EXERCISE DETAILS :: Copy every line of the listing that holds the string "答案不唯一".

Extracted records
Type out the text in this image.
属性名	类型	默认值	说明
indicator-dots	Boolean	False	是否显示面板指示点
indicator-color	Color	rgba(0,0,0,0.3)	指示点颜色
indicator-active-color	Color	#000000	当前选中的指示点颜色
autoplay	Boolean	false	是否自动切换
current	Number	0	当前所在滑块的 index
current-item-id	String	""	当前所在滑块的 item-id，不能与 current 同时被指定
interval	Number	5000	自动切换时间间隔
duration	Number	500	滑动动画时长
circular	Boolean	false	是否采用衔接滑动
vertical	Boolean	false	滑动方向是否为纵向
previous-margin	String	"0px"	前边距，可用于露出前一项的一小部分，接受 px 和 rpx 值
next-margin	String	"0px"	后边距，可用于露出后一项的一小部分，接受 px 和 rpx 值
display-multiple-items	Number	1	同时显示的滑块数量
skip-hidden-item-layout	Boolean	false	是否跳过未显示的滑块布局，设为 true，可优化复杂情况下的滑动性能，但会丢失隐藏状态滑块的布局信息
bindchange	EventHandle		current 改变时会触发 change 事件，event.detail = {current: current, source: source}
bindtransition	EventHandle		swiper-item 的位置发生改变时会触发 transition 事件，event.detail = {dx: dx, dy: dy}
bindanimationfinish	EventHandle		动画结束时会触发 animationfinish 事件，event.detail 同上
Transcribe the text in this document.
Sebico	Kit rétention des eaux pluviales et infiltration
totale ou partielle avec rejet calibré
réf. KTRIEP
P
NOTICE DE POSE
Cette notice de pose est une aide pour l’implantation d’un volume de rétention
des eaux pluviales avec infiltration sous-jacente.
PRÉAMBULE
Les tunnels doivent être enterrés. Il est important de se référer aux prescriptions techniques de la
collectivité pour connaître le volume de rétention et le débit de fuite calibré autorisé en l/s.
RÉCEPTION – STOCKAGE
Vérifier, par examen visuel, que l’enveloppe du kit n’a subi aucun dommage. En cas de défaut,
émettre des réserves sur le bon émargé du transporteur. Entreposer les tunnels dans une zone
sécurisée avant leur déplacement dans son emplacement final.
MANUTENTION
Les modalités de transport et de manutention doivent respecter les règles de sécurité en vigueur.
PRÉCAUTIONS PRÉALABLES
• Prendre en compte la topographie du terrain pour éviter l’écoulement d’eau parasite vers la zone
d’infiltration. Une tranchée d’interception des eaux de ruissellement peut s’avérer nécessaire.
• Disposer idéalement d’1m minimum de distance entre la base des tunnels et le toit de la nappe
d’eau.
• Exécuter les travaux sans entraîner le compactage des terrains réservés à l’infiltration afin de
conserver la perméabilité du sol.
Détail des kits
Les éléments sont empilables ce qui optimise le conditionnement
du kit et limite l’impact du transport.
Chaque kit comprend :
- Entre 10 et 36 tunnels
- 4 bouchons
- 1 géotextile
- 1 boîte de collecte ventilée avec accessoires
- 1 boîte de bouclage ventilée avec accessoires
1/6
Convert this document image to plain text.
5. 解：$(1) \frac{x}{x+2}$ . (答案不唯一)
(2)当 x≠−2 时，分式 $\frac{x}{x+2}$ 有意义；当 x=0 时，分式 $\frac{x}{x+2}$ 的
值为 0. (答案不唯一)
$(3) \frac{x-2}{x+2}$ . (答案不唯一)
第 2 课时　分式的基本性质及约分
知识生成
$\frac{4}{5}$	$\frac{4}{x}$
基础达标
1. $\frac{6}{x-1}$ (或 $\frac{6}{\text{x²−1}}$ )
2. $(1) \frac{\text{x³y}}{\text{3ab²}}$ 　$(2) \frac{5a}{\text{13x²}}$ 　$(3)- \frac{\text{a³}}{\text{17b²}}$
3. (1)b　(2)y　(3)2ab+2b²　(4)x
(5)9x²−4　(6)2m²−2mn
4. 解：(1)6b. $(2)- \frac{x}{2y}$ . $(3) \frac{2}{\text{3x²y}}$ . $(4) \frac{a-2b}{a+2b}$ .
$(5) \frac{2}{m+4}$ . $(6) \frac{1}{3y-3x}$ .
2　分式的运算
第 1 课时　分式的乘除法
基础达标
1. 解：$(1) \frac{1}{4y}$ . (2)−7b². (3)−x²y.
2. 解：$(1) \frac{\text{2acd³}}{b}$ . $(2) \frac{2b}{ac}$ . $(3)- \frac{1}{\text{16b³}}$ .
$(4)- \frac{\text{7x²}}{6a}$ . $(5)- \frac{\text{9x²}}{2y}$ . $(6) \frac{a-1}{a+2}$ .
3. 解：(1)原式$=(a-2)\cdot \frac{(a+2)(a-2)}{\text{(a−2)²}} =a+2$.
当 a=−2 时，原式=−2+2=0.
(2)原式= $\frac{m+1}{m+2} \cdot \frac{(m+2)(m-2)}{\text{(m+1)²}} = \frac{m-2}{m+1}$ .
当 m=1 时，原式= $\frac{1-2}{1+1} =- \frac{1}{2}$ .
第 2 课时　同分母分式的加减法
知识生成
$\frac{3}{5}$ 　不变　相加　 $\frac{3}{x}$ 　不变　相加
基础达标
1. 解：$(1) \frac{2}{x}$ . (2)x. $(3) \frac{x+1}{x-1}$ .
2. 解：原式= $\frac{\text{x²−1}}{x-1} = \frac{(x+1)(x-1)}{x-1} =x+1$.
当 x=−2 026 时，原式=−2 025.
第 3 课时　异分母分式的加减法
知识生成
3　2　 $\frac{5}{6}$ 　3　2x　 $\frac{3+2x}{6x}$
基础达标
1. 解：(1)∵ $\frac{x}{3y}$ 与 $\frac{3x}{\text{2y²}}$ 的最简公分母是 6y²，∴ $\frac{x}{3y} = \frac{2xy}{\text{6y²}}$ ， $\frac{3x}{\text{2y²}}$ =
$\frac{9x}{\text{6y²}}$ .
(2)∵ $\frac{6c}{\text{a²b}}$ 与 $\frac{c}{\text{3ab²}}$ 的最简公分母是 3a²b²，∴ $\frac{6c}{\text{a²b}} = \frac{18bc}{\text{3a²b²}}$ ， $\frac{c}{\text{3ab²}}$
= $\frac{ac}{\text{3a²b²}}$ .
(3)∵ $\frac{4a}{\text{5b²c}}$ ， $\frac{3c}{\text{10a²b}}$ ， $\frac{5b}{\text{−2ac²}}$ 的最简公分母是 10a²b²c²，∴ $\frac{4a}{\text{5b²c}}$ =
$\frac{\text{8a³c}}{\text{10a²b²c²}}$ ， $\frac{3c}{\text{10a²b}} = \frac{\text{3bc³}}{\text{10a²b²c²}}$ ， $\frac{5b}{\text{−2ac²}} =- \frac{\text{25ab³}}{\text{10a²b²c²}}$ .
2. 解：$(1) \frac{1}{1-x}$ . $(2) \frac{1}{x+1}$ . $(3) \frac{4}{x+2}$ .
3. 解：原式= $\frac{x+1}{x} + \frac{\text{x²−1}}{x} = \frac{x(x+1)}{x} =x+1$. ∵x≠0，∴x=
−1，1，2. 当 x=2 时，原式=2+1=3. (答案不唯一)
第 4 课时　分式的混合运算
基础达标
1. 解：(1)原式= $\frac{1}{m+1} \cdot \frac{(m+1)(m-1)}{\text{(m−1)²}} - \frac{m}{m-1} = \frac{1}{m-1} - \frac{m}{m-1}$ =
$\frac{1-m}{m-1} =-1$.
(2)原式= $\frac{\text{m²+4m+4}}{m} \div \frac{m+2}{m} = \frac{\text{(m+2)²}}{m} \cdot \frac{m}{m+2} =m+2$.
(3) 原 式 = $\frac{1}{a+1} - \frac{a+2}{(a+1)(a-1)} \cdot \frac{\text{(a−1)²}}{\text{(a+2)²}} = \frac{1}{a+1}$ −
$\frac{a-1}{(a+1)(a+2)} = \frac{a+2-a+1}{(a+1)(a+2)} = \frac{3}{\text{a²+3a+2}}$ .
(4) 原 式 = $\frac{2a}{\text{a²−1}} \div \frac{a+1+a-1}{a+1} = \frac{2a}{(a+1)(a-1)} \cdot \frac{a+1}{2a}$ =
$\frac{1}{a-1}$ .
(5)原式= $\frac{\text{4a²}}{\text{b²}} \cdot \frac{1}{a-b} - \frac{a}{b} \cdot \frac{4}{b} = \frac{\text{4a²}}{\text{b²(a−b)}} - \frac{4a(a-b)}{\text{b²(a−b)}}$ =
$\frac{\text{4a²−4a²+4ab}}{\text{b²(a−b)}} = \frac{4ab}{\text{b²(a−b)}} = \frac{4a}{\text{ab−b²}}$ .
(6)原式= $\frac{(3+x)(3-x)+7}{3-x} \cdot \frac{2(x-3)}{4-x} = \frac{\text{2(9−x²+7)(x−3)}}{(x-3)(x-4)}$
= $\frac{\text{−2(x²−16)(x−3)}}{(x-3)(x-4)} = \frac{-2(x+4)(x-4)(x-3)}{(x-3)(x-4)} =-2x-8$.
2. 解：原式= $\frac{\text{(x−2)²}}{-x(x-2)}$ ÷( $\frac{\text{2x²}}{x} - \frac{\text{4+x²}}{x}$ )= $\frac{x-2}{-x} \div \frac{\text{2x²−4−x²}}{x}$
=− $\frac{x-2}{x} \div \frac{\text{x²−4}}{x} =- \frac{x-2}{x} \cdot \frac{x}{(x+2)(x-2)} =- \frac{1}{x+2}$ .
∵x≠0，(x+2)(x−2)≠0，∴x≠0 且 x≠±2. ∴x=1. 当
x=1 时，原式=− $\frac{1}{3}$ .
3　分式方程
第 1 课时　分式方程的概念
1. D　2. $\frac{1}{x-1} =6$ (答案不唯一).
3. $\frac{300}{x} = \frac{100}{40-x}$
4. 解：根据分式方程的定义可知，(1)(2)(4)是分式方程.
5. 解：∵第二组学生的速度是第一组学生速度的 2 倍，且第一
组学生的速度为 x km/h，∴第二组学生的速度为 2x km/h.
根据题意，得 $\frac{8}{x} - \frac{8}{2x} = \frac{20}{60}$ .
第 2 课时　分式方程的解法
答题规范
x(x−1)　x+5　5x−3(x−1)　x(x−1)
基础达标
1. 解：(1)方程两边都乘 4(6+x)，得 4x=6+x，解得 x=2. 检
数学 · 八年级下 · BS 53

WORKED ANSWER ::
5. 解：$(1) \frac{x}{x+2}$ . (答案不唯一)
值为 0. (答案不唯一)
$(3) \frac{x-2}{x+2}$ . (答案不唯一)
−1，1，2. 当 x=2 时，原式=2+1=3. (答案不唯一)
1. D　2. $\frac{1}{x-1} =6$ (答案不唯一).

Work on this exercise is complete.